> [EXERCISE PROMPT] Format every line of the data below as a numbered list, skipping blank lines and omitting the pictures.

> [MATERIAL SHOWN]
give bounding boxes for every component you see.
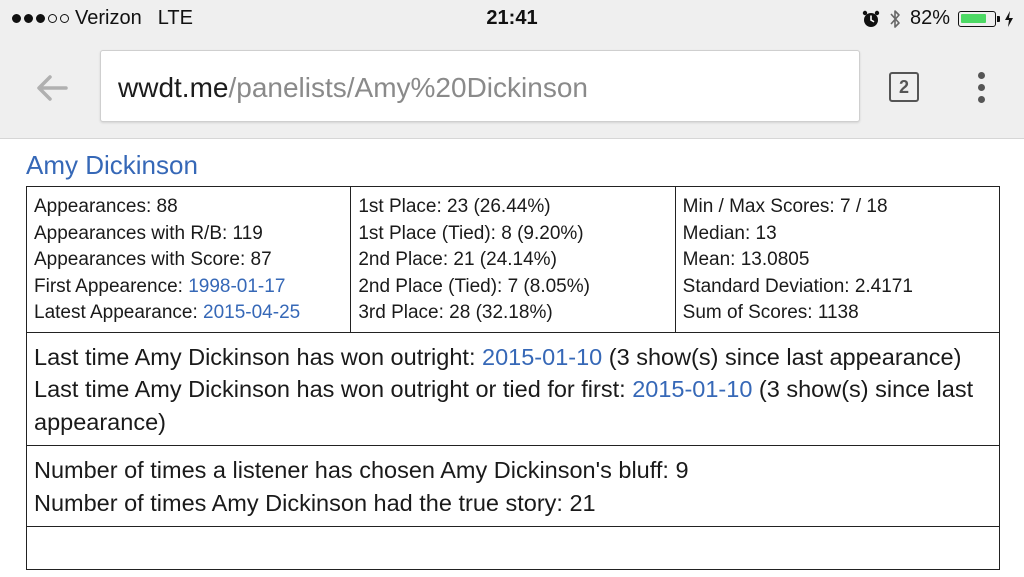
status-time: 21:41 xyxy=(486,7,538,29)
bluetooth-icon xyxy=(890,9,900,28)
first-place-stat: 1st Place: 23 (26.44%) xyxy=(358,196,551,217)
empty-cell xyxy=(26,526,1000,571)
scores-column: Min / Max Scores: 7 / 18 Median: 13 Mean… xyxy=(674,186,1001,333)
tab-switcher-icon[interactable]: 2 xyxy=(889,72,919,102)
signal-dot xyxy=(48,14,57,23)
first-appearance-date-link[interactable]: 1998-01-17 xyxy=(188,275,286,297)
median-score: Median: 13 xyxy=(682,222,777,244)
url-text[interactable]: wwdt.me/panelists/Amy%20Dickinson xyxy=(118,72,588,104)
standard-deviation: Standard Deviation: 2.4171 xyxy=(682,275,913,297)
menu-dot xyxy=(978,72,985,79)
min-max-scores: Min / Max Scores: 7 / 18 xyxy=(682,196,888,217)
empty-row xyxy=(26,526,1000,571)
address-bar[interactable]: wwdt.me/panelists/Amy%20Dickinson xyxy=(100,50,860,122)
network-type: LTE xyxy=(157,7,193,29)
charging-icon xyxy=(1005,10,1013,27)
status-left: Verizon LTE xyxy=(12,7,193,30)
bluff-stats-cell: Number of times a listener has chosen Am… xyxy=(26,445,1000,528)
last-outright-win-text: Last time Amy Dickinson has won outright… xyxy=(34,343,483,370)
last-outright-win-suffix: (3 show(s) since last appearance) xyxy=(602,343,962,370)
carrier-name: Verizon xyxy=(75,7,142,29)
battery-tip xyxy=(997,15,1000,22)
true-story-count: Number of times Amy Dickinson had the tr… xyxy=(34,489,596,516)
panelist-stats-table: Appearances: 88 Appearances with R/B: 11… xyxy=(25,186,1001,571)
url-path: /panelists/Amy%20Dickinson xyxy=(228,72,588,103)
last-tied-win: Last time Amy Dickinson has won outright… xyxy=(34,373,992,438)
battery-percentage: 82% xyxy=(909,7,950,29)
back-arrow-icon[interactable] xyxy=(32,70,72,106)
second-place-tied-stat: 2nd Place (Tied): 7 (8.05%) xyxy=(358,275,590,297)
second-place-stat: 2nd Place: 21 (24.14%) xyxy=(358,249,557,271)
latest-appearance-label: Latest Appearance: xyxy=(34,302,204,324)
status-right: 82% xyxy=(862,7,1014,30)
stats-row: Appearances: 88 Appearances with R/B: 11… xyxy=(25,186,1001,333)
last-tied-win-date-link[interactable]: 2015-01-10 xyxy=(632,376,753,403)
mean-score: Mean: 13.0805 xyxy=(682,249,810,271)
signal-dot xyxy=(60,14,69,23)
wins-row: Last time Amy Dickinson has won outright… xyxy=(26,331,1000,447)
alarm-icon xyxy=(862,10,880,27)
rankings-column: 1st Place: 23 (26.44%) 1st Place (Tied):… xyxy=(350,186,676,333)
menu-dot xyxy=(978,96,985,103)
battery-level-fill xyxy=(961,13,986,23)
menu-dot xyxy=(978,84,985,91)
last-tied-win-text: Last time Amy Dickinson has won outright… xyxy=(34,376,633,403)
signal-dot xyxy=(12,14,21,23)
third-place-stat: 3rd Place: 28 (32.18%) xyxy=(358,302,553,324)
first-appearance: First Appearence: 1998-01-17 xyxy=(34,274,343,301)
bluff-chosen-count: Number of times a listener has chosen Am… xyxy=(34,457,689,484)
signal-dot xyxy=(36,14,45,23)
latest-appearance-date-link[interactable]: 2015-04-25 xyxy=(203,302,301,324)
battery-icon xyxy=(958,10,1000,27)
appearances-column: Appearances: 88 Appearances with R/B: 11… xyxy=(25,186,352,333)
url-domain: wwdt.me xyxy=(118,72,229,103)
overflow-menu-icon[interactable] xyxy=(966,70,996,106)
first-place-tied-stat: 1st Place (Tied): 8 (9.20%) xyxy=(358,222,584,244)
bluff-row: Number of times a listener has chosen Am… xyxy=(26,445,1000,528)
appearances-score-count: Appearances with Score: 87 xyxy=(34,249,272,271)
status-bar: Verizon LTE 21:41 82% xyxy=(0,0,1024,38)
latest-appearance: Latest Appearance: 2015-04-25 xyxy=(34,300,343,327)
appearances-count: Appearances: 88 xyxy=(34,196,178,217)
signal-strength-icon xyxy=(12,14,69,23)
browser-toolbar: wwdt.me/panelists/Amy%20Dickinson 2 xyxy=(0,38,1024,139)
appearances-rb-count: Appearances with R/B: 119 xyxy=(34,222,263,244)
sum-of-scores: Sum of Scores: 1138 xyxy=(682,302,859,324)
first-appearance-label: First Appearence: xyxy=(34,275,189,297)
page-content: Amy Dickinson Appearances: 88 Appearance… xyxy=(25,150,1001,571)
signal-dot xyxy=(24,14,33,23)
last-outright-win: Last time Amy Dickinson has won outright… xyxy=(34,341,992,374)
last-outright-win-date-link[interactable]: 2015-01-10 xyxy=(482,343,603,370)
panelist-name-link[interactable]: Amy Dickinson xyxy=(26,150,198,180)
last-wins-cell: Last time Amy Dickinson has won outright… xyxy=(26,331,1000,447)
last-tied-win-suffix: (3 show(s) since last appearance) xyxy=(34,376,974,435)
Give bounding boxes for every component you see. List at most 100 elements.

> [TASK RESULT]
1. give bounding boxes for every component you see.
2. status-time: 21:41 xyxy=(486,7,538,29)
3. bluetooth-icon xyxy=(890,9,900,28)
4. first-place-stat: 1st Place: 23 (26.44%) xyxy=(358,196,551,217)
5. empty-cell xyxy=(26,526,1000,571)
6. scores-column: Min / Max Scores: 7 / 18 Median: 13 Mean… xyxy=(674,186,1001,333)
7. tab-switcher-icon[interactable]: 2 xyxy=(889,72,919,102)
8. signal-dot xyxy=(48,14,57,23)
9. first-appearance-date-link[interactable]: 1998-01-17 xyxy=(188,275,286,297)
10. median-score: Median: 13 xyxy=(682,222,777,244)
11. url-text[interactable]: wwdt.me/panelists/Amy%20Dickinson xyxy=(118,72,588,104)
12. standard-deviation: Standard Deviation: 2.4171 xyxy=(682,275,913,297)
13. menu-dot xyxy=(978,72,985,79)
14. min-max-scores: Min / Max Scores: 7 / 18 xyxy=(682,196,888,217)
15. empty-row xyxy=(26,526,1000,571)
16. address-bar[interactable]: wwdt.me/panelists/Amy%20Dickinson xyxy=(100,50,860,122)
17. network-type: LTE xyxy=(157,7,193,29)
18. charging-icon xyxy=(1005,10,1013,27)
19. status-left: Verizon LTE xyxy=(12,7,193,30)
20. bluff-stats-cell: Number of times a listener has chosen Am… xyxy=(26,445,1000,528)
21. last-outright-win-text: Last time Amy Dickinson has won outright… xyxy=(34,343,483,370)
22. last-outright-win-suffix: (3 show(s) since last appearance) xyxy=(602,343,962,370)
23. carrier-name: Verizon xyxy=(75,7,142,29)
24. battery-tip xyxy=(997,15,1000,22)
25. true-story-count: Number of times Amy Dickinson had the tr… xyxy=(34,489,596,516)
26. panelist-stats-table: Appearances: 88 Appearances with R/B: 11… xyxy=(25,186,1001,571)
27. url-path: /panelists/Amy%20Dickinson xyxy=(228,72,588,103)
28. last-tied-win: Last time Amy Dickinson has won outright… xyxy=(34,373,992,438)
29. battery-percentage: 82% xyxy=(909,7,950,29)
30. back-arrow-icon[interactable] xyxy=(32,70,72,106)
31. second-place-tied-stat: 2nd Place (Tied): 7 (8.05%) xyxy=(358,275,590,297)
32. second-place-stat: 2nd Place: 21 (24.14%) xyxy=(358,249,557,271)
33. latest-appearance-label: Latest Appearance: xyxy=(34,302,204,324)
34. status-right: 82% xyxy=(862,7,1014,30)
35. stats-row: Appearances: 88 Appearances with R/B: 11… xyxy=(25,186,1001,333)
36. last-tied-win-date-link[interactable]: 2015-01-10 xyxy=(632,376,753,403)
37. mean-score: Mean: 13.0805 xyxy=(682,249,810,271)
38. signal-dot xyxy=(60,14,69,23)
39. wins-row: Last time Amy Dickinson has won outright… xyxy=(26,331,1000,447)
40. alarm-icon xyxy=(862,10,880,27)
41. rankings-column: 1st Place: 23 (26.44%) 1st Place (Tied):… xyxy=(350,186,676,333)
42. menu-dot xyxy=(978,96,985,103)
43. battery-level-fill xyxy=(961,13,986,23)
44. menu-dot xyxy=(978,84,985,91)
45. last-tied-win-text: Last time Amy Dickinson has won outright… xyxy=(34,376,633,403)
46. signal-dot xyxy=(12,14,21,23)
47. third-place-stat: 3rd Place: 28 (32.18%) xyxy=(358,302,553,324)
48. first-appearance: First Appearence: 1998-01-17 xyxy=(34,274,343,301)
49. bluff-chosen-count: Number of times a listener has chosen Am… xyxy=(34,457,689,484)
50. signal-dot xyxy=(36,14,45,23)
51. latest-appearance-date-link[interactable]: 2015-04-25 xyxy=(203,302,301,324)
52. battery-icon xyxy=(958,10,1000,27)
53. appearances-column: Appearances: 88 Appearances with R/B: 11… xyxy=(25,186,352,333)
54. url-domain: wwdt.me xyxy=(118,72,229,103)
55. overflow-menu-icon[interactable] xyxy=(966,70,996,106)
56. first-place-tied-stat: 1st Place (Tied): 8 (9.20%) xyxy=(358,222,584,244)
57. bluff-row: Number of times a listener has chosen Am… xyxy=(26,445,1000,528)
58. appearances-score-count: Appearances with Score: 87 xyxy=(34,249,272,271)
59. status-bar: Verizon LTE 21:41 82% xyxy=(0,0,1024,38)
60. latest-appearance: Latest Appearance: 2015-04-25 xyxy=(34,300,343,327)
61. appearances-count: Appearances: 88 xyxy=(34,196,178,217)
62. signal-strength-icon xyxy=(12,14,69,23)
63. browser-toolbar: wwdt.me/panelists/Amy%20Dickinson 2 xyxy=(0,38,1024,139)
64. appearances-rb-count: Appearances with R/B: 119 xyxy=(34,222,263,244)
65. sum-of-scores: Sum of Scores: 1138 xyxy=(682,302,859,324)
66. first-appearance-label: First Appearence: xyxy=(34,275,189,297)
67. page-content: Amy Dickinson Appearances: 88 Appearance… xyxy=(25,150,1001,571)
68. signal-dot xyxy=(24,14,33,23)
69. last-outright-win: Last time Amy Dickinson has won outright… xyxy=(34,341,992,374)
70. last-outright-win-date-link[interactable]: 2015-01-10 xyxy=(482,343,603,370)
71. panelist-name-link[interactable]: Amy Dickinson xyxy=(26,150,198,180)
72. last-wins-cell: Last time Amy Dickinson has won outright… xyxy=(26,331,1000,447)
73. last-tied-win-suffix: (3 show(s) since last appearance) xyxy=(34,376,974,435)
74. Give bounding boxes for every component you see. List at most 100 elements.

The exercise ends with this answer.